[Items from a dataset]
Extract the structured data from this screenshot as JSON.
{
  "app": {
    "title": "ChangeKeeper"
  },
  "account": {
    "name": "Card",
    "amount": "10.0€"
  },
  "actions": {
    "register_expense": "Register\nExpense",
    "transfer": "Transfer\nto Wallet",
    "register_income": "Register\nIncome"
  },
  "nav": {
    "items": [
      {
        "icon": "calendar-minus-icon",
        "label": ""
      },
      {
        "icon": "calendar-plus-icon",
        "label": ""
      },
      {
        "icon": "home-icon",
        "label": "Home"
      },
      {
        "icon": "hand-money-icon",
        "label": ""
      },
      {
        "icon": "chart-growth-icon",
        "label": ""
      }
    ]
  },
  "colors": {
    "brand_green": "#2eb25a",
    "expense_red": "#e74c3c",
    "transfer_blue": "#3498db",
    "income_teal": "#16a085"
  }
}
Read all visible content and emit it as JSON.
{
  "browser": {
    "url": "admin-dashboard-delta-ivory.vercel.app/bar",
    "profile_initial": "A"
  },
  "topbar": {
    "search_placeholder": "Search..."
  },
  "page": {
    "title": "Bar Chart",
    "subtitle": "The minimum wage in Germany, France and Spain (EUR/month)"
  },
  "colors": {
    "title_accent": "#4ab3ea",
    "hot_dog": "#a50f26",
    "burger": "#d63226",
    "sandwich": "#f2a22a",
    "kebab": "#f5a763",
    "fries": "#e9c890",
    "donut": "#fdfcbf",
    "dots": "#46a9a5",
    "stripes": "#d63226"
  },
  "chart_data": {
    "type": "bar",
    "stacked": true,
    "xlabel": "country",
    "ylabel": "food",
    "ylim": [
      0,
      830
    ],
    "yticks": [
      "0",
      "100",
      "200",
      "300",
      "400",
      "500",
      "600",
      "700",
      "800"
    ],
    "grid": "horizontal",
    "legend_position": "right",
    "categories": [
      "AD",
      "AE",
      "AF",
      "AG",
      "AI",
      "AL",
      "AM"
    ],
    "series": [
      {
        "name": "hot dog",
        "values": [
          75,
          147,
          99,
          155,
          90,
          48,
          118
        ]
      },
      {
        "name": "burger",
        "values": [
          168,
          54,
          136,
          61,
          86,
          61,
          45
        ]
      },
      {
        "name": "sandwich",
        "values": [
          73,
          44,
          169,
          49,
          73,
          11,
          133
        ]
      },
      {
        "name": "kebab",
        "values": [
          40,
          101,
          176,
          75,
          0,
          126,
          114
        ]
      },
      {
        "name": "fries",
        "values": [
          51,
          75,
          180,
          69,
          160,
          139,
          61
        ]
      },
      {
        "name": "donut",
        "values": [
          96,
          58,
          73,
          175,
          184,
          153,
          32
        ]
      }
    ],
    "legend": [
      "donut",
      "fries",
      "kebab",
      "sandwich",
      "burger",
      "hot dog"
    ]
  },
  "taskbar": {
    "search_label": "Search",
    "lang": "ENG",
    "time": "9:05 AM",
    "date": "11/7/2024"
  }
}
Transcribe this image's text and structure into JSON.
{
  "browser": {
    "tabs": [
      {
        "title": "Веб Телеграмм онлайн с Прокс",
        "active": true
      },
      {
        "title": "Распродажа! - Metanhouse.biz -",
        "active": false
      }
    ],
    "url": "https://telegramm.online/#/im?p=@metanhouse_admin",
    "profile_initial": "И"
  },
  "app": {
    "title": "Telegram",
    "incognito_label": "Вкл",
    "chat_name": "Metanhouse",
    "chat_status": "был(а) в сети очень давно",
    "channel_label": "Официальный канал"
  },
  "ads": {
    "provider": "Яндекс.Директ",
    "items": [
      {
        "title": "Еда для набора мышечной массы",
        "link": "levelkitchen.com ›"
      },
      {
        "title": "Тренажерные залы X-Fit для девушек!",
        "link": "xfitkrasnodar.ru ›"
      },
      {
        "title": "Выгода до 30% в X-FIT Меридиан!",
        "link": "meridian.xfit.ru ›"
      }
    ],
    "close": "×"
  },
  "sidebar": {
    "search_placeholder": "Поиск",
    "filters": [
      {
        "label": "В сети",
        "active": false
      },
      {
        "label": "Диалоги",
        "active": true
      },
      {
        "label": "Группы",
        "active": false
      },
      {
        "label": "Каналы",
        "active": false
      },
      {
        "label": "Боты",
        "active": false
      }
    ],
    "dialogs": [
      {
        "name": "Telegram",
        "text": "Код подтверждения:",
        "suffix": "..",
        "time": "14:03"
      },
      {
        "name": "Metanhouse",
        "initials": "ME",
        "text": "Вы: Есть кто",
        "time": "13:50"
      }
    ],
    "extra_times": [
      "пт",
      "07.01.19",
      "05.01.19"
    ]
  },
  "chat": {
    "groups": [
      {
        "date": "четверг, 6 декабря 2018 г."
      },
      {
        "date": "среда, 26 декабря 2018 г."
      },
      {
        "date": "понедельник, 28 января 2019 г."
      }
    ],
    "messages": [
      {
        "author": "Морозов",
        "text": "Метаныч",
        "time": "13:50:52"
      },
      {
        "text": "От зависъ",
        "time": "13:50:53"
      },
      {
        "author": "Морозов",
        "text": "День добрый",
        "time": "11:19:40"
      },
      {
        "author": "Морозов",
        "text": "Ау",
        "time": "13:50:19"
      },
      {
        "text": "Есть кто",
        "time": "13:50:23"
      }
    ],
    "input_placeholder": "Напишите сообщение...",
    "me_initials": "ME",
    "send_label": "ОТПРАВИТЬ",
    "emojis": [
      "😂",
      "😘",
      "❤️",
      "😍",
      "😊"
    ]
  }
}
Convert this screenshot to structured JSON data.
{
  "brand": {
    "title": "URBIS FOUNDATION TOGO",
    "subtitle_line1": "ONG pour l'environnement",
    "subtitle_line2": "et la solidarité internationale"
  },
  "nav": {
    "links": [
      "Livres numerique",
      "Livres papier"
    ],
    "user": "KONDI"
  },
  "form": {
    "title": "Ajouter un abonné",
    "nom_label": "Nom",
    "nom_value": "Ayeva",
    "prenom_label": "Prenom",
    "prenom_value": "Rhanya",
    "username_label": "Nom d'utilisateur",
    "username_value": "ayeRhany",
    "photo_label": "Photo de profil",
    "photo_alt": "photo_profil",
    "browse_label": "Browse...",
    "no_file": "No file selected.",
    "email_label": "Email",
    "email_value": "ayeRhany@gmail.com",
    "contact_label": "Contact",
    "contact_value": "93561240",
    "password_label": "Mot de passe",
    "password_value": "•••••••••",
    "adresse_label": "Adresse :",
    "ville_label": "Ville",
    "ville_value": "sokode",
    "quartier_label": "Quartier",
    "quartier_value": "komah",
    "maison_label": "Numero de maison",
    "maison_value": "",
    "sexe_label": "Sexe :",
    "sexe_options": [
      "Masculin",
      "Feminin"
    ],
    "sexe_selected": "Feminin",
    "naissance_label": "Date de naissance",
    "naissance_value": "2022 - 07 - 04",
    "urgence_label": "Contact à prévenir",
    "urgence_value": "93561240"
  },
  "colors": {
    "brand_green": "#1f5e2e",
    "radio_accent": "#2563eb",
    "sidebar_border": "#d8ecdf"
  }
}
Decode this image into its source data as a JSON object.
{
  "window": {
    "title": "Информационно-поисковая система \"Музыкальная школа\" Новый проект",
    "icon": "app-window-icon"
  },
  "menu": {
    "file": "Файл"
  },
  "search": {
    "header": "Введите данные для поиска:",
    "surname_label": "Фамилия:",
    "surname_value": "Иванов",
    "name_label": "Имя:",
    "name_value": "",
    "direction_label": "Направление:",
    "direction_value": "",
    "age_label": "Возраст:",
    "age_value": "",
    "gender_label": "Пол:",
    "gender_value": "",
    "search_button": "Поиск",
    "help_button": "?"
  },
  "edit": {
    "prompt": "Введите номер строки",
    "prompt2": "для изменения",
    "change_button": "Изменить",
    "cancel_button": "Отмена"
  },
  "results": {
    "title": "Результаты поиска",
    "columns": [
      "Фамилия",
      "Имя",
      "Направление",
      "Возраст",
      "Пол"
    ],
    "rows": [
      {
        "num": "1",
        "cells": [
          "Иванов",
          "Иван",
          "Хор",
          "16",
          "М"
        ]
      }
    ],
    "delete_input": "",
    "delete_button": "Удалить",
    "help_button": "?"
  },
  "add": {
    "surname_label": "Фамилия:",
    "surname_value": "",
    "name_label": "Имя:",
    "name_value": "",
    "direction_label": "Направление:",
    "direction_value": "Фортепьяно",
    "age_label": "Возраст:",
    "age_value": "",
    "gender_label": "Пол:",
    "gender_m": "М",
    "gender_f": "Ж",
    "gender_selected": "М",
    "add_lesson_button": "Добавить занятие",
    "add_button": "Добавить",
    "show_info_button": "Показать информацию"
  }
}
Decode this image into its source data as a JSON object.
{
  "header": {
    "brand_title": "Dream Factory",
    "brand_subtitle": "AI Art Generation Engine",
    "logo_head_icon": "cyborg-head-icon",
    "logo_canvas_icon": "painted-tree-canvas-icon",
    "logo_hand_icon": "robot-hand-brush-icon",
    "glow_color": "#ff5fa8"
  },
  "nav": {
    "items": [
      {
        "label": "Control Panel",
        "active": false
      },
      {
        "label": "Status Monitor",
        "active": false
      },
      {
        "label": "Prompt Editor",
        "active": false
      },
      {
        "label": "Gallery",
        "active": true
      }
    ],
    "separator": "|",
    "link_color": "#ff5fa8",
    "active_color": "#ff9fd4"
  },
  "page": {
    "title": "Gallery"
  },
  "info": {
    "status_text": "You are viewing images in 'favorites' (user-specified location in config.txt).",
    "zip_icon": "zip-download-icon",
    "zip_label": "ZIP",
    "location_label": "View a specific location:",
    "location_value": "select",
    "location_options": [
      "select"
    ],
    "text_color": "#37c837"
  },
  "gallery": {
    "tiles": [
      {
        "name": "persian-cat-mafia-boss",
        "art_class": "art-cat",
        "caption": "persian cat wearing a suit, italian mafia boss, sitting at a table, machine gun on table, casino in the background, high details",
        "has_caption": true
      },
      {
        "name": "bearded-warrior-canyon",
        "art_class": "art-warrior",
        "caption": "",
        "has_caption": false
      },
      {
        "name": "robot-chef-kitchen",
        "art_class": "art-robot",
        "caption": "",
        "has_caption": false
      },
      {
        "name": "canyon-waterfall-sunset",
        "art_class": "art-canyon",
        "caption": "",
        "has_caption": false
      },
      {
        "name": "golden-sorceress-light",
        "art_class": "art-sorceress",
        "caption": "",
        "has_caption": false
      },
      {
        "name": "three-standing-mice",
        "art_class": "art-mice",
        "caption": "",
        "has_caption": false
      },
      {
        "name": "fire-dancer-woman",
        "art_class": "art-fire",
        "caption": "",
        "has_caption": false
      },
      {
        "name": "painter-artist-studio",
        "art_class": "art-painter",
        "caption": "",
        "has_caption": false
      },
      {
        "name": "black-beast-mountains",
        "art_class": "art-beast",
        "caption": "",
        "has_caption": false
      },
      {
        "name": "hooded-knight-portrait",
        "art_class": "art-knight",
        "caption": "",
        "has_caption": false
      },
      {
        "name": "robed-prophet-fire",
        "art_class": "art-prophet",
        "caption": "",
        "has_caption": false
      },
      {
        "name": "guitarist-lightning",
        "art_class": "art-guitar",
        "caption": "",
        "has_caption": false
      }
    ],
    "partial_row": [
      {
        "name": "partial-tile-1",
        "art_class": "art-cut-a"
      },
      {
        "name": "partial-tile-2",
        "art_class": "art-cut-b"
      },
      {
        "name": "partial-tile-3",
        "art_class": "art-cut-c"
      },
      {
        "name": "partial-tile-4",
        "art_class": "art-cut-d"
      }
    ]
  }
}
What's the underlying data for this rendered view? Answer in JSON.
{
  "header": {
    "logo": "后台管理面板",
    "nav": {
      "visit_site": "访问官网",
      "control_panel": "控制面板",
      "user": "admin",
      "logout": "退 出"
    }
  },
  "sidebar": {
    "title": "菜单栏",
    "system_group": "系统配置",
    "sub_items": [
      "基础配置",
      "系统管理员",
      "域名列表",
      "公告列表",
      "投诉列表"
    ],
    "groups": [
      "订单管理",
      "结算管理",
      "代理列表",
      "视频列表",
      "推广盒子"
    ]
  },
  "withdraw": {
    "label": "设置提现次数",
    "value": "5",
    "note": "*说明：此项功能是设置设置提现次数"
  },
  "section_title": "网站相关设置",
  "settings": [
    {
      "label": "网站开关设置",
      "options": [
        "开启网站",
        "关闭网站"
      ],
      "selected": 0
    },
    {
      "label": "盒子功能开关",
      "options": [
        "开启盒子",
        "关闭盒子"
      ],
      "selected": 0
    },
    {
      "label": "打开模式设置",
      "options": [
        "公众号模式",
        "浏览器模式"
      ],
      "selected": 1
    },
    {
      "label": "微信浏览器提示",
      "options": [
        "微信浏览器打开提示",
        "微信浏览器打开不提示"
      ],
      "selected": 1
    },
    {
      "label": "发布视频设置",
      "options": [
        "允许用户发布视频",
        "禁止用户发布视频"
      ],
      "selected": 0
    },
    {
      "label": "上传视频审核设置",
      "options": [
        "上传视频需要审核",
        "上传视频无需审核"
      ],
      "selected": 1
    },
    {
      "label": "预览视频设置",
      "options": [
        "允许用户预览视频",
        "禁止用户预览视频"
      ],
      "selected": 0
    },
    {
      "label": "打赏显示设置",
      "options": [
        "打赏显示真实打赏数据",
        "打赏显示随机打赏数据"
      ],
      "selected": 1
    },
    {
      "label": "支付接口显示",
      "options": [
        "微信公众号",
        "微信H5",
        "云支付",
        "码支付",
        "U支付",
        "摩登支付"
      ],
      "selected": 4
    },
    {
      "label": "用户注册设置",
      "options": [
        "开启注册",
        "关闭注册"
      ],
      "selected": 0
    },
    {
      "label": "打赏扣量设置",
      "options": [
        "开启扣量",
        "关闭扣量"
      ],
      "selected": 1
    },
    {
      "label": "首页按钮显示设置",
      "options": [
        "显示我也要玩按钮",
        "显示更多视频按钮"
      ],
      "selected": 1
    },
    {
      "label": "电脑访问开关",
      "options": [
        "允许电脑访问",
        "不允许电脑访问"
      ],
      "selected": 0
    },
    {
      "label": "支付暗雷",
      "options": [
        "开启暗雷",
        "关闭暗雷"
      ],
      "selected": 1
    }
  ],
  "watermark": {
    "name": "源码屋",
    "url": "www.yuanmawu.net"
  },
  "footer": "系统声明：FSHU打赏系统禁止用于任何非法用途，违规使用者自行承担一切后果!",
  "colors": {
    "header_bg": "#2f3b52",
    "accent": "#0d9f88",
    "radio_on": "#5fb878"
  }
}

DIRECTIONS => Only lines with the word "поиска" are wanted, so copy each one from the records.

OUTPUT FOR THIS TASK =>
    "header": "Введите данные для поиска:",
    "title": "Результаты поиска",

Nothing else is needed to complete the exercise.